* _Extracted entries_:
┏━━
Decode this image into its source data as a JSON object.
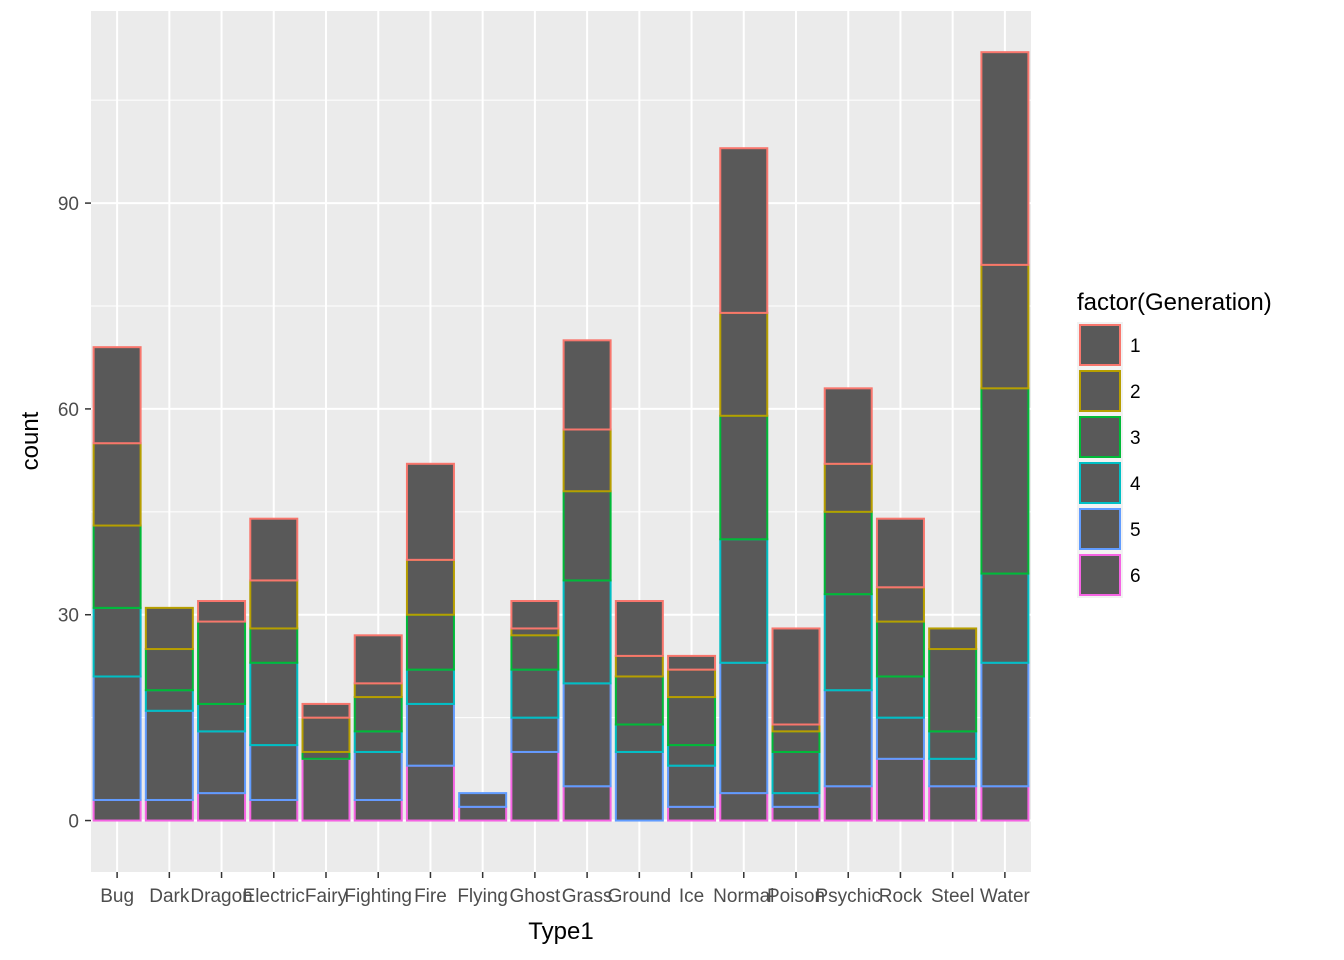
{
  "chart_data": {
    "type": "bar",
    "stacked": true,
    "title": "",
    "xlabel": "Type1",
    "ylabel": "count",
    "ylim": [
      -7.5,
      118
    ],
    "yticks": [
      0,
      30,
      60,
      90
    ],
    "grid": true,
    "background": "#EBEBEB",
    "bar_fill": "#595959",
    "legend": {
      "title": "factor(Generation)",
      "position": "right"
    },
    "categories": [
      "Bug",
      "Dark",
      "Dragon",
      "Electric",
      "Fairy",
      "Fighting",
      "Fire",
      "Flying",
      "Ghost",
      "Grass",
      "Ground",
      "Ice",
      "Normal",
      "Poison",
      "Psychic",
      "Rock",
      "Steel",
      "Water"
    ],
    "series": [
      {
        "name": "1",
        "color": "#F8766D",
        "values": [
          14,
          0,
          3,
          9,
          2,
          7,
          14,
          0,
          4,
          13,
          8,
          2,
          24,
          14,
          11,
          10,
          0,
          31
        ]
      },
      {
        "name": "2",
        "color": "#B79F00",
        "values": [
          12,
          6,
          0,
          7,
          5,
          2,
          8,
          0,
          1,
          9,
          3,
          4,
          15,
          1,
          7,
          5,
          3,
          18
        ]
      },
      {
        "name": "3",
        "color": "#00BA38",
        "values": [
          12,
          6,
          12,
          5,
          1,
          5,
          8,
          0,
          5,
          13,
          7,
          7,
          18,
          3,
          12,
          8,
          12,
          27
        ]
      },
      {
        "name": "4",
        "color": "#00BFC4",
        "values": [
          10,
          3,
          4,
          12,
          0,
          3,
          5,
          0,
          7,
          15,
          4,
          3,
          18,
          6,
          14,
          6,
          4,
          13
        ]
      },
      {
        "name": "5",
        "color": "#619CFF",
        "values": [
          18,
          13,
          9,
          8,
          0,
          7,
          9,
          2,
          5,
          15,
          10,
          6,
          19,
          2,
          14,
          6,
          4,
          18
        ]
      },
      {
        "name": "6",
        "color": "#F564E3",
        "values": [
          3,
          3,
          4,
          3,
          9,
          3,
          8,
          2,
          10,
          5,
          0,
          2,
          4,
          2,
          5,
          9,
          5,
          5
        ]
      }
    ]
  }
}
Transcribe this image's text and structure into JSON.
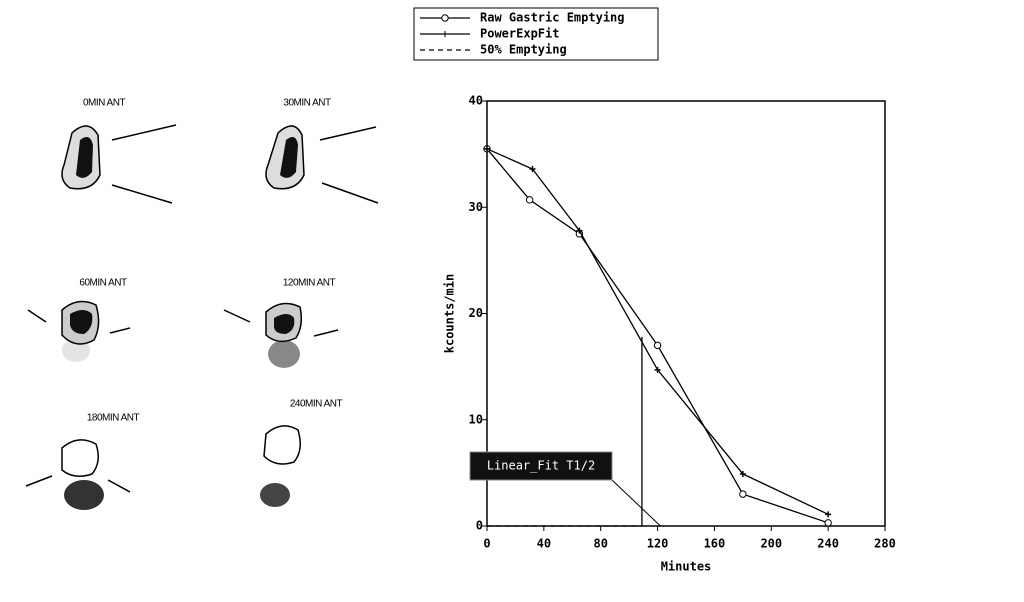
{
  "images": [
    {
      "label": "0MIN ANT"
    },
    {
      "label": "30MIN ANT"
    },
    {
      "label": "60MIN ANT"
    },
    {
      "label": "120MIN ANT"
    },
    {
      "label": "180MIN ANT"
    },
    {
      "label": "240MIN ANT"
    }
  ],
  "chart_data": {
    "type": "line",
    "x_label": "Minutes",
    "y_label": "kcounts/min",
    "xlim": [
      0,
      280
    ],
    "xticks": [
      0,
      40,
      80,
      120,
      160,
      200,
      240,
      280
    ],
    "ylim": [
      0,
      40
    ],
    "yticks": [
      0,
      10,
      20,
      30,
      40
    ],
    "series": [
      {
        "name": "Raw Gastric Emptying",
        "color": "#000000",
        "marker": "circle",
        "x": [
          0,
          30,
          65,
          120,
          180,
          240
        ],
        "values": [
          35.5,
          30.7,
          27.5,
          17,
          3,
          0.3
        ]
      },
      {
        "name": "PowerExpFit",
        "color": "#000000",
        "marker": "plus",
        "x": [
          0,
          32,
          65,
          120,
          180,
          240
        ],
        "values": [
          35.5,
          33.6,
          27.8,
          14.7,
          4.9,
          1.1
        ]
      },
      {
        "name": "50% Emptying",
        "color": "#000000",
        "dashed": true,
        "x": [
          0,
          109
        ],
        "values": [
          0,
          0
        ]
      }
    ],
    "t_half_marker": {
      "x": 109,
      "y": 17.8
    },
    "annotation": {
      "text": "Linear_Fit T1/2",
      "x": 122,
      "y": 0
    }
  }
}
┗━━
* _Task to complete_:
Restate the full listing verbatim and drop every picture.

* _Result below_:
Decode this image into its source data as a JSON object.
{
  "chart_data": {
    "type": "bar",
    "stacked": true,
    "title": "",
    "xlabel": "Type1",
    "ylabel": "count",
    "ylim": [
      -7.5,
      118
    ],
    "yticks": [
      0,
      30,
      60,
      90
    ],
    "grid": true,
    "background": "#EBEBEB",
    "bar_fill": "#595959",
    "legend": {
      "title": "factor(Generation)",
      "position": "right"
    },
    "categories": [
      "Bug",
      "Dark",
      "Dragon",
      "Electric",
      "Fairy",
      "Fighting",
      "Fire",
      "Flying",
      "Ghost",
      "Grass",
      "Ground",
      "Ice",
      "Normal",
      "Poison",
      "Psychic",
      "Rock",
      "Steel",
      "Water"
    ],
    "series": [
      {
        "name": "1",
        "color": "#F8766D",
        "values": [
          14,
          0,
          3,
          9,
          2,
          7,
          14,
          0,
          4,
          13,
          8,
          2,
          24,
          14,
          11,
          10,
          0,
          31
        ]
      },
      {
        "name": "2",
        "color": "#B79F00",
        "values": [
          12,
          6,
          0,
          7,
          5,
          2,
          8,
          0,
          1,
          9,
          3,
          4,
          15,
          1,
          7,
          5,
          3,
          18
        ]
      },
      {
        "name": "3",
        "color": "#00BA38",
        "values": [
          12,
          6,
          12,
          5,
          1,
          5,
          8,
          0,
          5,
          13,
          7,
          7,
          18,
          3,
          12,
          8,
          12,
          27
        ]
      },
      {
        "name": "4",
        "color": "#00BFC4",
        "values": [
          10,
          3,
          4,
          12,
          0,
          3,
          5,
          0,
          7,
          15,
          4,
          3,
          18,
          6,
          14,
          6,
          4,
          13
        ]
      },
      {
        "name": "5",
        "color": "#619CFF",
        "values": [
          18,
          13,
          9,
          8,
          0,
          7,
          9,
          2,
          5,
          15,
          10,
          6,
          19,
          2,
          14,
          6,
          4,
          18
        ]
      },
      {
        "name": "6",
        "color": "#F564E3",
        "values": [
          3,
          3,
          4,
          3,
          9,
          3,
          8,
          2,
          10,
          5,
          0,
          2,
          4,
          2,
          5,
          9,
          5,
          5
        ]
      }
    ]
  }
}
Transcribe this image's text and structure into JSON.
{
  "images": [
    {
      "label": "0MIN ANT"
    },
    {
      "label": "30MIN ANT"
    },
    {
      "label": "60MIN ANT"
    },
    {
      "label": "120MIN ANT"
    },
    {
      "label": "180MIN ANT"
    },
    {
      "label": "240MIN ANT"
    }
  ],
  "chart_data": {
    "type": "line",
    "x_label": "Minutes",
    "y_label": "kcounts/min",
    "xlim": [
      0,
      280
    ],
    "xticks": [
      0,
      40,
      80,
      120,
      160,
      200,
      240,
      280
    ],
    "ylim": [
      0,
      40
    ],
    "yticks": [
      0,
      10,
      20,
      30,
      40
    ],
    "series": [
      {
        "name": "Raw Gastric Emptying",
        "color": "#000000",
        "marker": "circle",
        "x": [
          0,
          30,
          65,
          120,
          180,
          240
        ],
        "values": [
          35.5,
          30.7,
          27.5,
          17,
          3,
          0.3
        ]
      },
      {
        "name": "PowerExpFit",
        "color": "#000000",
        "marker": "plus",
        "x": [
          0,
          32,
          65,
          120,
          180,
          240
        ],
        "values": [
          35.5,
          33.6,
          27.8,
          14.7,
          4.9,
          1.1
        ]
      },
      {
        "name": "50% Emptying",
        "color": "#000000",
        "dashed": true,
        "x": [
          0,
          109
        ],
        "values": [
          0,
          0
        ]
      }
    ],
    "t_half_marker": {
      "x": 109,
      "y": 17.8
    },
    "annotation": {
      "text": "Linear_Fit T1/2",
      "x": 122,
      "y": 0
    }
  }
}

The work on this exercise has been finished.